▶ _Aim of the task_
Only the lines holding the string "What" are needed. Copy each one.

◆ ◆ ◆ ◆ ◆

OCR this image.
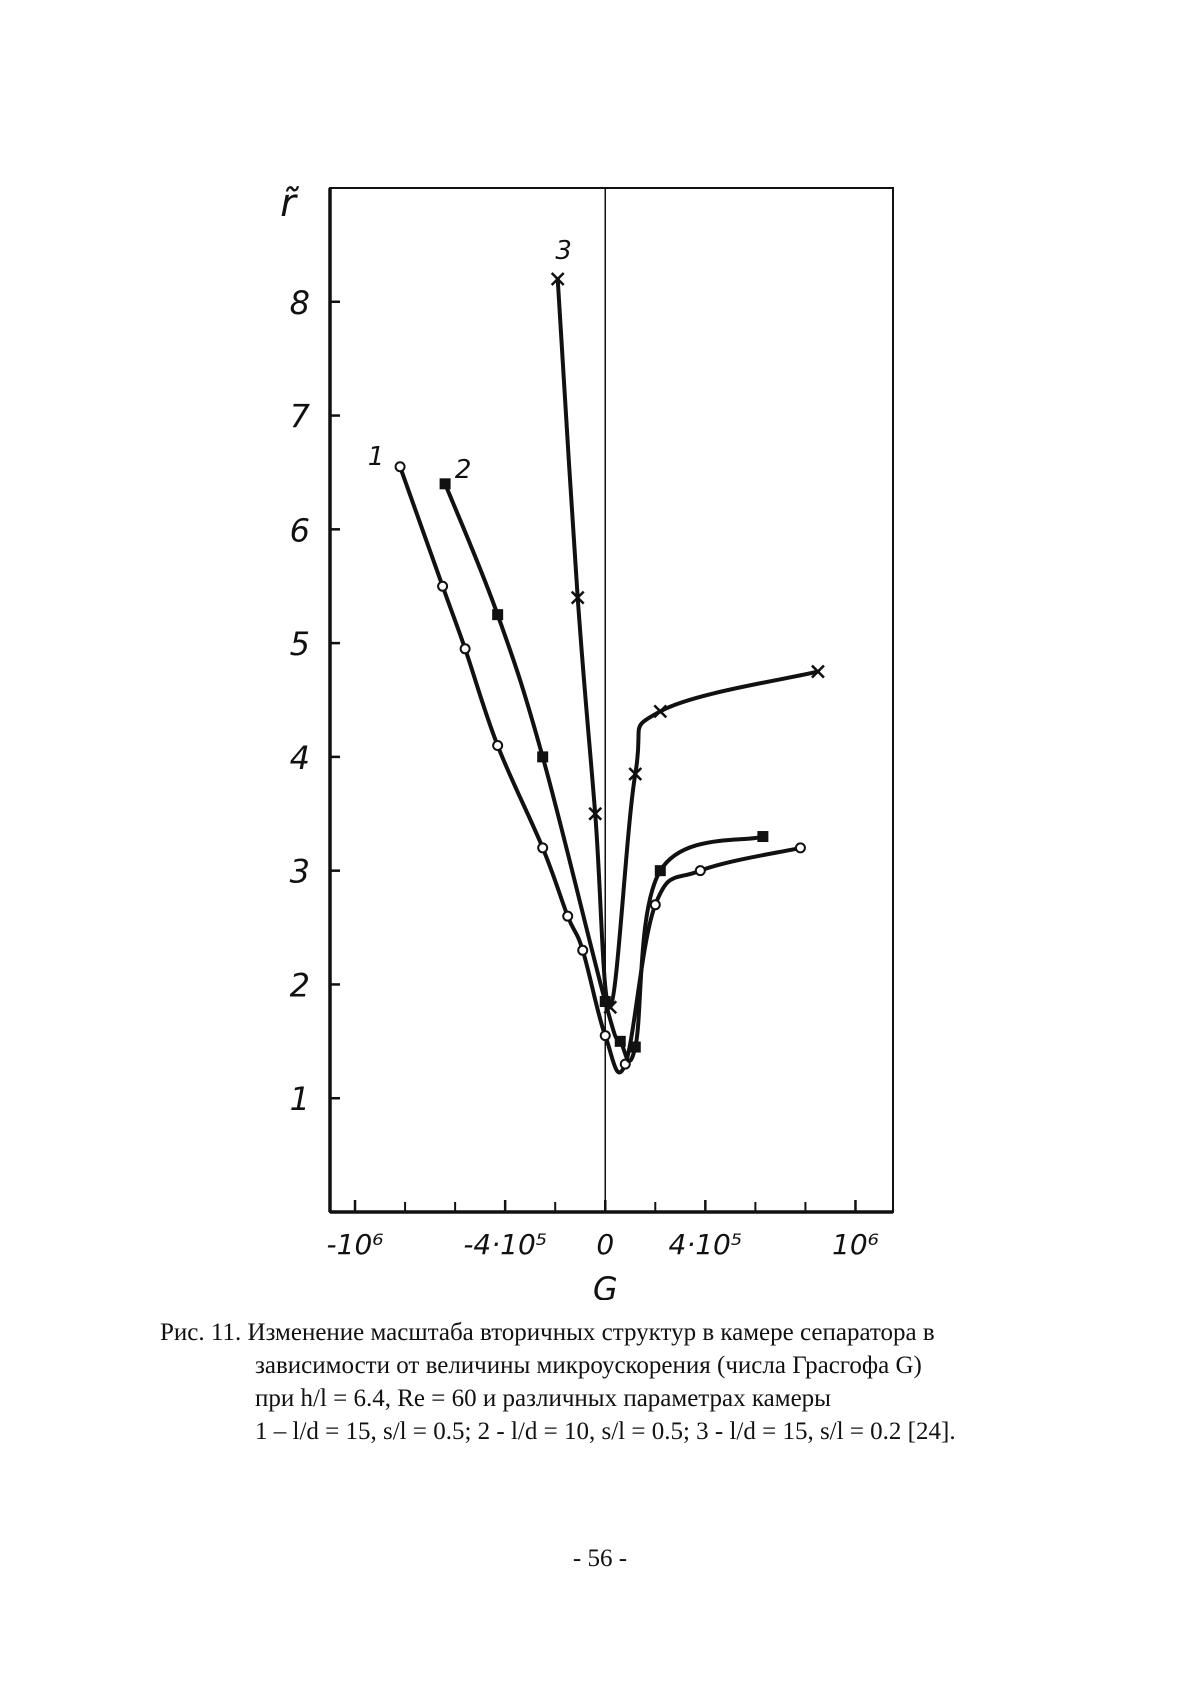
1
2
3
4
5
6
7
8
-10⁶	-4·10⁵ 0 4·10⁵	10⁶
G
r̃
1	2
3
Рис. 11. Изменение масштаба вторичных структур в камере сепаратора в
зависимости от величины микроускорения (числа Грасгофа G)
при h/l = 6.4, Re = 60 и различных параметрах камеры
1 – l/d = 15, s/l = 0.5; 2 - l/d = 10, s/l = 0.5; 3 - l/d = 15, s/l = 0.2 [24].
- 56 -
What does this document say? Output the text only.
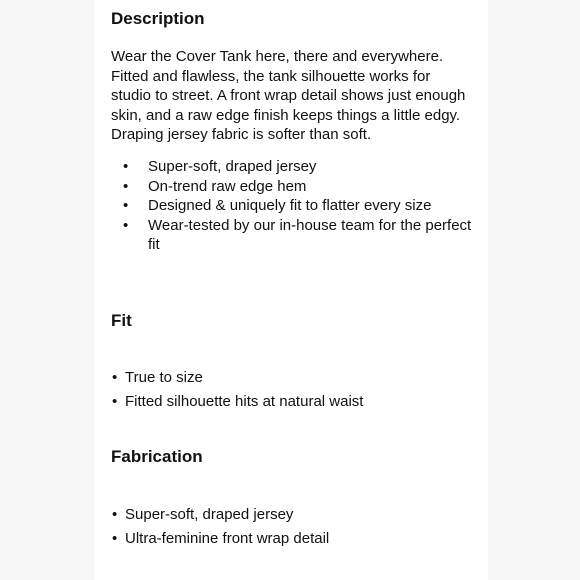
Description

Wear the Cover Tank here, there and everywhere. Fitted and flawless, the tank silhouette works for studio to street. A front wrap detail shows just enough skin, and a raw edge finish keeps things a little edgy. Draping jersey fabric is softer than soft.

• Super-soft, draped jersey
• On-trend raw edge hem
• Designed & uniquely fit to flatter every size
• Wear-tested by our in-house team for the perfect fit
Fit
• True to size
• Fitted silhouette hits at natural waist
Fabrication
• Super-soft, draped jersey
• Ultra-feminine front wrap detail
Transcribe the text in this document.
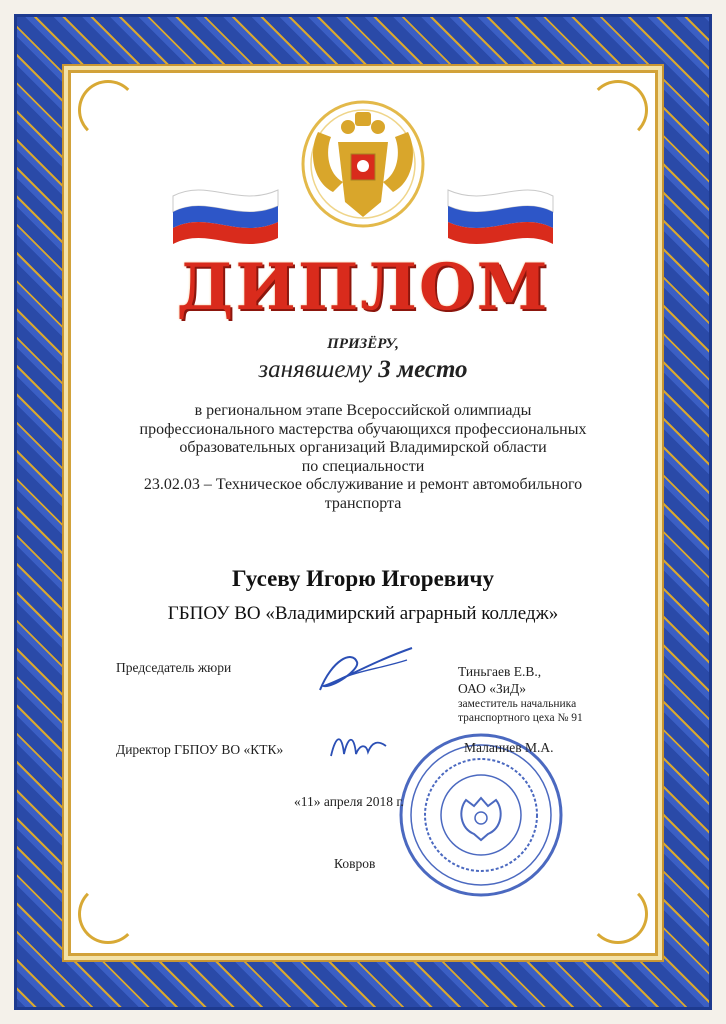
ДИПЛОМ
ПРИЗЁРУ,
занявшему 3 место
в региональном этапе Всероссийской олимпиады
профессионального мастерства обучающихся профессиональных
образовательных организаций Владимирской области
по специальности
23.02.03 – Техническое обслуживание и ремонт автомобильного
транспорта
Гусеву Игорю Игоревичу
ГБПОУ ВО «Владимирский аграрный колледж»
Председатель жюри	Тиньгаев Е.В.,
ОАО «ЗиД»
заместитель начальника
транспортного цеха № 91
Директор ГБПОУ ВО «КТК»	Маланиев М.А.
«11» апреля 2018 г.
Ковров
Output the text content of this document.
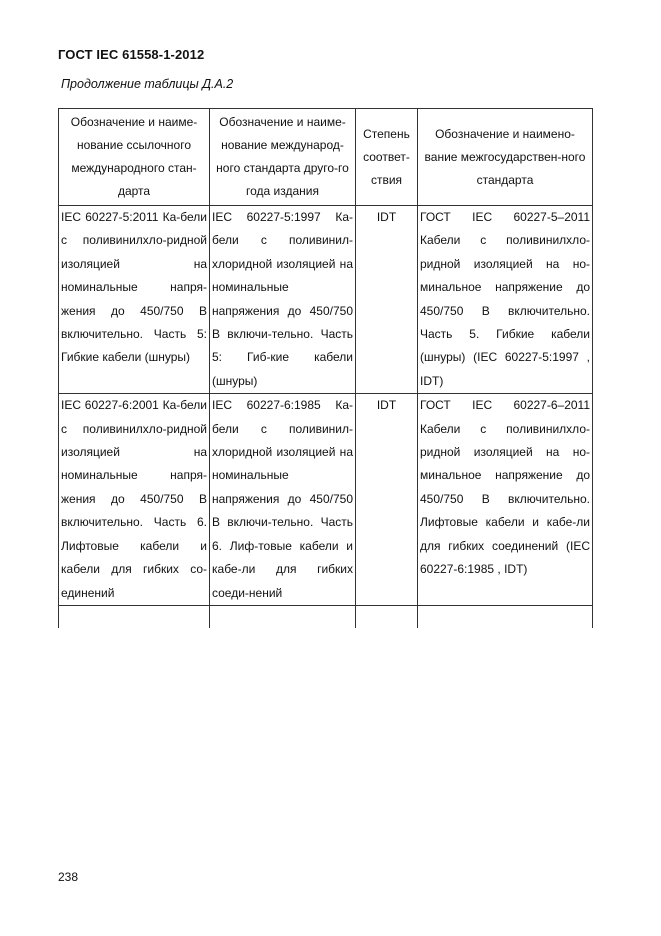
ГОСТ IEC 61558-1-2012
Продолжение таблицы Д.А.2
Обозначение и наиме-нование ссылочного международного стан-дарта	Обозначение и наиме-нование международ-ного стандарта друго-го года издания	Степень соответ-ствия	Обозначение и наимено-вание межгосударствен-ного стандарта
IEC 60227-5:2011 Ка-бели с поливинилхло-ридной изоляцией на номинальные напря-жения до 450/750 В включительно. Часть 5: Гибкие кабели (шнуры)	IEC 60227-5:1997 Ка-бели с поливинил-хлоридной изоляцией на номинальные напряжения до 450/750 В включи-тельно. Часть 5: Гиб-кие кабели (шнуры)	IDT	ГОСТ IEC 60227-5–2011 Кабели с поливинилхло-ридной изоляцией на но-минальное напряжение до 450/750 В включительно. Часть 5. Гибкие кабели (шнуры) (IEC 60227-5:1997 , IDT)
IEC 60227-6:2001 Ка-бели с поливинилхло-ридной изоляцией на номинальные напря-жения до 450/750 В включительно. Часть 6. Лифтовые кабели и кабели для гибких со-единений	IEC 60227-6:1985 Ка-бели с поливинил-хлоридной изоляцией на номинальные напряжения до 450/750 В включи-тельно. Часть 6. Лиф-товые кабели и кабе-ли для гибких соеди-нений	IDT	ГОСТ IEC 60227-6–2011 Кабели с поливинилхло-ридной изоляцией на но-минальное напряжение до 450/750 В включительно. Лифтовые кабели и кабе-ли для гибких соединений (IEC 60227-6:1985 , IDT)

238
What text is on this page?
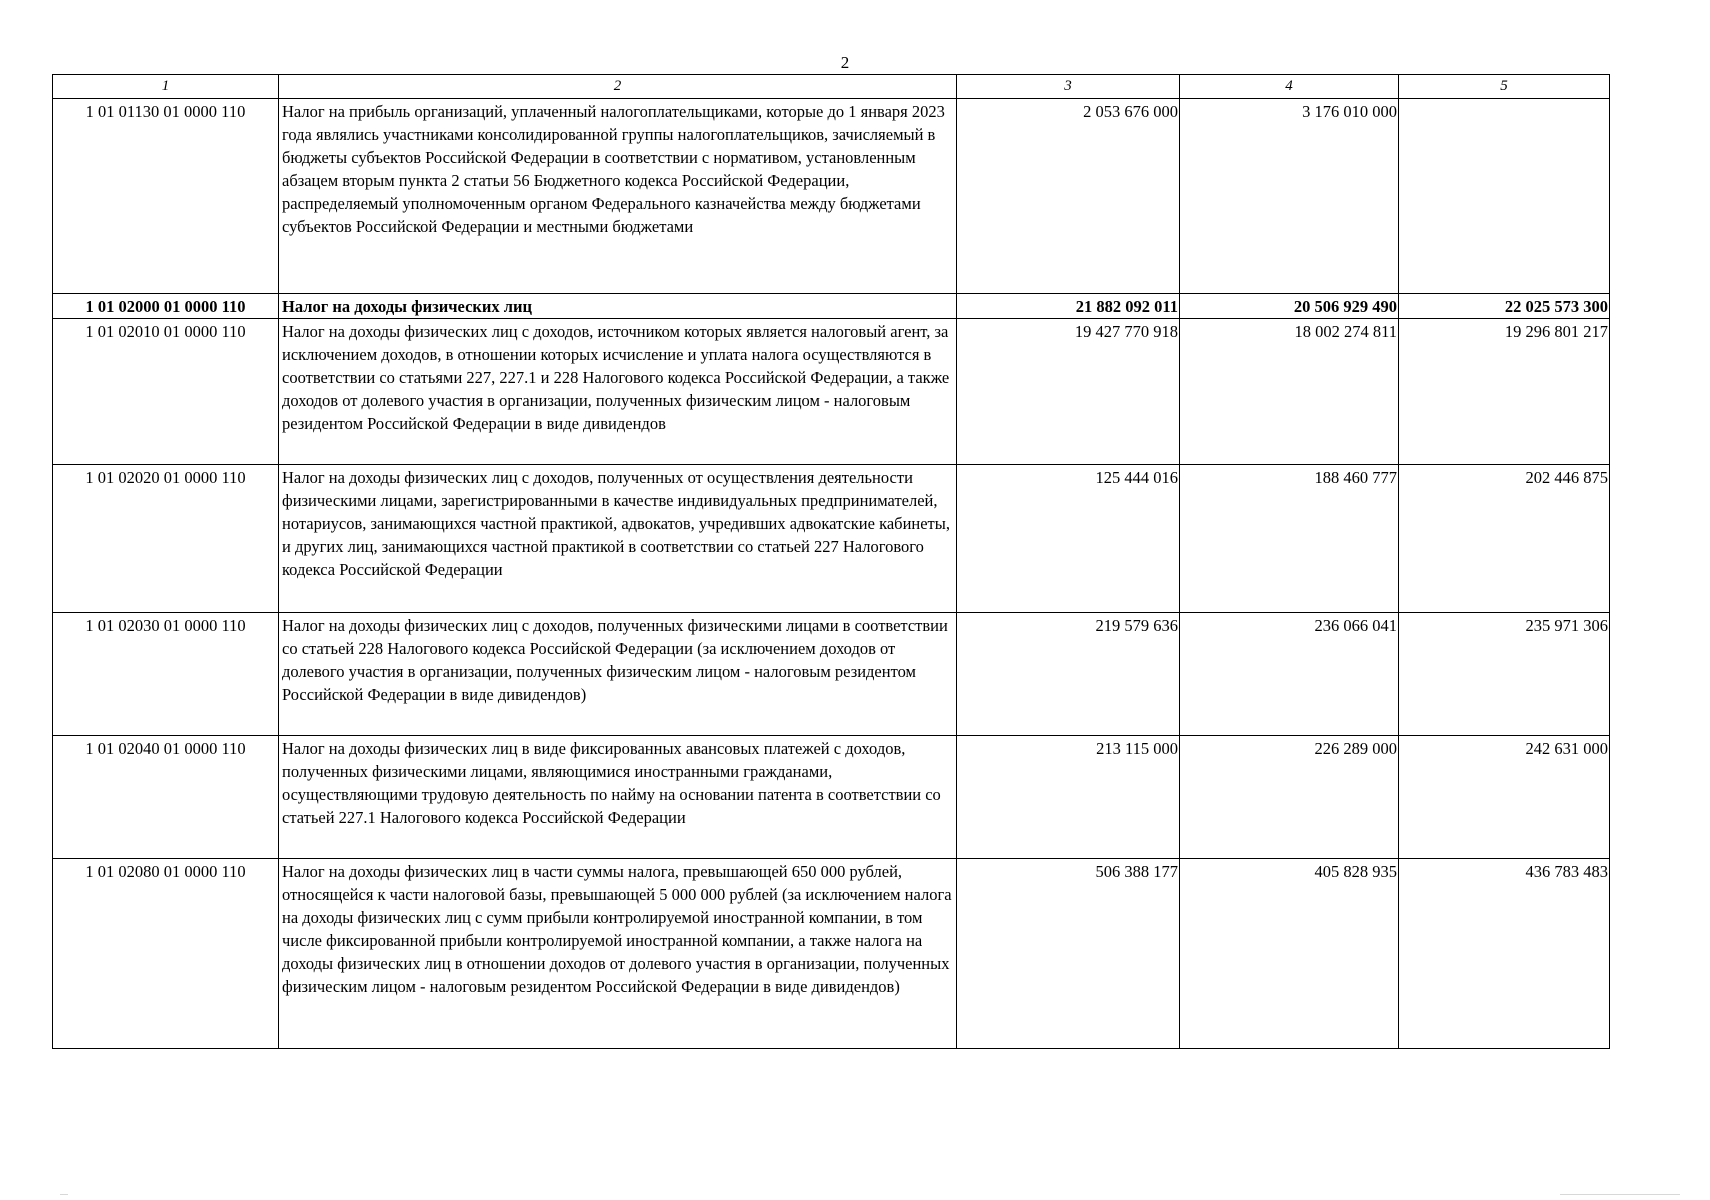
2
1	2	3	4	5
1 01 01130 01 0000 110	Налог на прибыль организаций, уплаченный налогоплательщиками, которые до 1 января 2023 года являлись участниками консолидированной группы налогоплательщиков, зачисляемый в бюджеты субъектов Российской Федерации в соответствии с нормативом, установленным абзацем вторым пункта 2 статьи 56 Бюджетного кодекса Российской Федерации, распределяемый уполномоченным органом Федерального казначейства между бюджетами субъектов Российской Федерации и местными бюджетами	2 053 676 000	3 176 010 000	
1 01 02000 01 0000 110	Налог на доходы физических лиц	21 882 092 011	20 506 929 490	22 025 573 300
1 01 02010 01 0000 110	Налог на доходы физических лиц с доходов, источником которых является налоговый агент, за исключением доходов, в отношении которых исчисление и уплата налога осуществляются в соответствии со статьями 227, 227.1 и 228 Налогового кодекса Российской Федерации, а также доходов от долевого участия в организации, полученных физическим лицом - налоговым резидентом Российской Федерации в виде дивидендов	19 427 770 918	18 002 274 811	19 296 801 217
1 01 02020 01 0000 110	Налог на доходы физических лиц с доходов, полученных от осуществления деятельности физическими лицами, зарегистрированными в качестве индивидуальных предпринимателей, нотариусов, занимающихся частной практикой, адвокатов, учредивших адвокатские кабинеты, и других лиц, занимающихся частной практикой в соответствии со статьей 227 Налогового кодекса Российской Федерации	125 444 016	188 460 777	202 446 875
1 01 02030 01 0000 110	Налог на доходы физических лиц с доходов, полученных физическими лицами в соответствии со статьей 228 Налогового кодекса Российской Федерации (за исключением доходов от долевого участия в организации, полученных физическим лицом - налоговым резидентом Российской Федерации в виде дивидендов)	219 579 636	236 066 041	235 971 306
1 01 02040 01 0000 110	Налог на доходы физических лиц в виде фиксированных авансовых платежей с доходов, полученных физическими лицами, являющимися иностранными гражданами, осуществляющими трудовую деятельность по найму на основании патента в соответствии со статьей 227.1 Налогового кодекса Российской Федерации	213 115 000	226 289 000	242 631 000
1 01 02080 01 0000 110	Налог на доходы физических лиц в части суммы налога, превышающей 650 000 рублей, относящейся к части налоговой базы, превышающей 5 000 000 рублей (за исключением налога на доходы физических лиц с сумм прибыли контролируемой иностранной компании, в том числе фиксированной прибыли контролируемой иностранной компании, а также налога на доходы физических лиц в отношении доходов от долевого участия в организации, полученных физическим лицом - налоговым резидентом Российской Федерации в виде дивидендов)	506 388 177	405 828 935	436 783 483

◆ ◆ ◆ ◆ ◆

▶ _Correct answer_
What does this document say? Output the text only.
What text is on this page?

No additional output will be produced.